» JOB: Copy every line, leaving nothing out and adding nothing.

(Data records)
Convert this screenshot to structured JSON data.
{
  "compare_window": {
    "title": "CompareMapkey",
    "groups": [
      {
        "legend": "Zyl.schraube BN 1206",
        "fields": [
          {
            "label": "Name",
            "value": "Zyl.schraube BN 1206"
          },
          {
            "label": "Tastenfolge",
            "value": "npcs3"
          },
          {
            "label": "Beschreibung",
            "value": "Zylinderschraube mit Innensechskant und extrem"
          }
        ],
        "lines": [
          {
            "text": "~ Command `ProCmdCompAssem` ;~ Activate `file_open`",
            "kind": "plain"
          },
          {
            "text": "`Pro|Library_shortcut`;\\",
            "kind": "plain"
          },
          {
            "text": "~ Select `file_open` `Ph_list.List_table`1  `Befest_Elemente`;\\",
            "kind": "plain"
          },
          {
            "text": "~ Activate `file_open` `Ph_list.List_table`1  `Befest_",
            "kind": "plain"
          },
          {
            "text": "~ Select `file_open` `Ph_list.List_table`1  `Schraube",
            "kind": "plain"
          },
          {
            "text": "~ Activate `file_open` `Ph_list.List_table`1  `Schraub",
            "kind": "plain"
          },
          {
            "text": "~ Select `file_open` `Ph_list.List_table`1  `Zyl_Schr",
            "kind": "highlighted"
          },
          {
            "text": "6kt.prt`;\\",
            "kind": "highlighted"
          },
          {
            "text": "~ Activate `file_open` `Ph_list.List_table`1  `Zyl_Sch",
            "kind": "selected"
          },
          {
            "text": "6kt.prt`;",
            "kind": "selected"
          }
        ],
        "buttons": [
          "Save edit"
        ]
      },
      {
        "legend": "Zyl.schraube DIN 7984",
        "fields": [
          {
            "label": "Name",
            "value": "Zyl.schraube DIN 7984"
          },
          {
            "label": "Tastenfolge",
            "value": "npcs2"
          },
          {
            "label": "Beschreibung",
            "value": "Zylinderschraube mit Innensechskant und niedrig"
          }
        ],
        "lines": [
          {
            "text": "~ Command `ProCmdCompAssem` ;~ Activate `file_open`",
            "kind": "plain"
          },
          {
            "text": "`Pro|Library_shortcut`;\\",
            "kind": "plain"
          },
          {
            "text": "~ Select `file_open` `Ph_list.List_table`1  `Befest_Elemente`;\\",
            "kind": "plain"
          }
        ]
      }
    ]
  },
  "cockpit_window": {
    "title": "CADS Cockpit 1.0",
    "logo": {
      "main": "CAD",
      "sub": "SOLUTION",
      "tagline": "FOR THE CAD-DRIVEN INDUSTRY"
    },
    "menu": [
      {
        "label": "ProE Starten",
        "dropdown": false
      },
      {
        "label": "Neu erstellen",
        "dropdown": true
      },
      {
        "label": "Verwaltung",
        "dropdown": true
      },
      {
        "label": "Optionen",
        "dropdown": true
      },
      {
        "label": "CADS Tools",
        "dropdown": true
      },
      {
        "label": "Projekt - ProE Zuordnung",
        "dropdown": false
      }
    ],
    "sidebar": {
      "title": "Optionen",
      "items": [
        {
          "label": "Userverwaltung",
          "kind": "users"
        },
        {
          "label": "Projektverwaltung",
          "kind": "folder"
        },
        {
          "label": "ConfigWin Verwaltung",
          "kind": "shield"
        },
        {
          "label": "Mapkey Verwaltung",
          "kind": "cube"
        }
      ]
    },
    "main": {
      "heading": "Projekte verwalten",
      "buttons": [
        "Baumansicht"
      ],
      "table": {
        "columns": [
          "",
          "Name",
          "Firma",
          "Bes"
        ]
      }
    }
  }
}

» CORRECT OUTPUT:
Convert this screenshot to structured JSON data.
{
  "compare_window": {
    "title": "CompareMapkey",
    "groups": [
      {
        "legend": "Zyl.schraube BN 1206",
        "fields": [
          {
            "label": "Name",
            "value": "Zyl.schraube BN 1206"
          },
          {
            "label": "Tastenfolge",
            "value": "npcs3"
          },
          {
            "label": "Beschreibung",
            "value": "Zylinderschraube mit Innensechskant und extrem"
          }
        ],
        "lines": [
          {
            "text": "~ Command `ProCmdCompAssem` ;~ Activate `file_open`",
            "kind": "plain"
          },
          {
            "text": "`Pro|Library_shortcut`;\\",
            "kind": "plain"
          },
          {
            "text": "~ Select `file_open` `Ph_list.List_table`1  `Befest_Elemente`;\\",
            "kind": "plain"
          },
          {
            "text": "~ Activate `file_open` `Ph_list.List_table`1  `Befest_",
            "kind": "plain"
          },
          {
            "text": "~ Select `file_open` `Ph_list.List_table`1  `Schraube",
            "kind": "plain"
          },
          {
            "text": "~ Activate `file_open` `Ph_list.List_table`1  `Schraub",
            "kind": "plain"
          },
          {
            "text": "~ Select `file_open` `Ph_list.List_table`1  `Zyl_Schr",
            "kind": "highlighted"
          },
          {
            "text": "6kt.prt`;\\",
            "kind": "highlighted"
          },
          {
            "text": "~ Activate `file_open` `Ph_list.List_table`1  `Zyl_Sch",
            "kind": "selected"
          },
          {
            "text": "6kt.prt`;",
            "kind": "selected"
          }
        ],
        "buttons": [
          "Save edit"
        ]
      },
      {
        "legend": "Zyl.schraube DIN 7984",
        "fields": [
          {
            "label": "Name",
            "value": "Zyl.schraube DIN 7984"
          },
          {
            "label": "Tastenfolge",
            "value": "npcs2"
          },
          {
            "label": "Beschreibung",
            "value": "Zylinderschraube mit Innensechskant und niedrig"
          }
        ],
        "lines": [
          {
            "text": "~ Command `ProCmdCompAssem` ;~ Activate `file_open`",
            "kind": "plain"
          },
          {
            "text": "`Pro|Library_shortcut`;\\",
            "kind": "plain"
          },
          {
            "text": "~ Select `file_open` `Ph_list.List_table`1  `Befest_Elemente`;\\",
            "kind": "plain"
          }
        ]
      }
    ]
  },
  "cockpit_window": {
    "title": "CADS Cockpit 1.0",
    "logo": {
      "main": "CAD",
      "sub": "SOLUTION",
      "tagline": "FOR THE CAD-DRIVEN INDUSTRY"
    },
    "menu": [
      {
        "label": "ProE Starten",
        "dropdown": false
      },
      {
        "label": "Neu erstellen",
        "dropdown": true
      },
      {
        "label": "Verwaltung",
        "dropdown": true
      },
      {
        "label": "Optionen",
        "dropdown": true
      },
      {
        "label": "CADS Tools",
        "dropdown": true
      },
      {
        "label": "Projekt - ProE Zuordnung",
        "dropdown": false
      }
    ],
    "sidebar": {
      "title": "Optionen",
      "items": [
        {
          "label": "Userverwaltung",
          "kind": "users"
        },
        {
          "label": "Projektverwaltung",
          "kind": "folder"
        },
        {
          "label": "ConfigWin Verwaltung",
          "kind": "shield"
        },
        {
          "label": "Mapkey Verwaltung",
          "kind": "cube"
        }
      ]
    },
    "main": {
      "heading": "Projekte verwalten",
      "buttons": [
        "Baumansicht"
      ],
      "table": {
        "columns": [
          "",
          "Name",
          "Firma",
          "Bes"
        ]
      }
    }
  }
}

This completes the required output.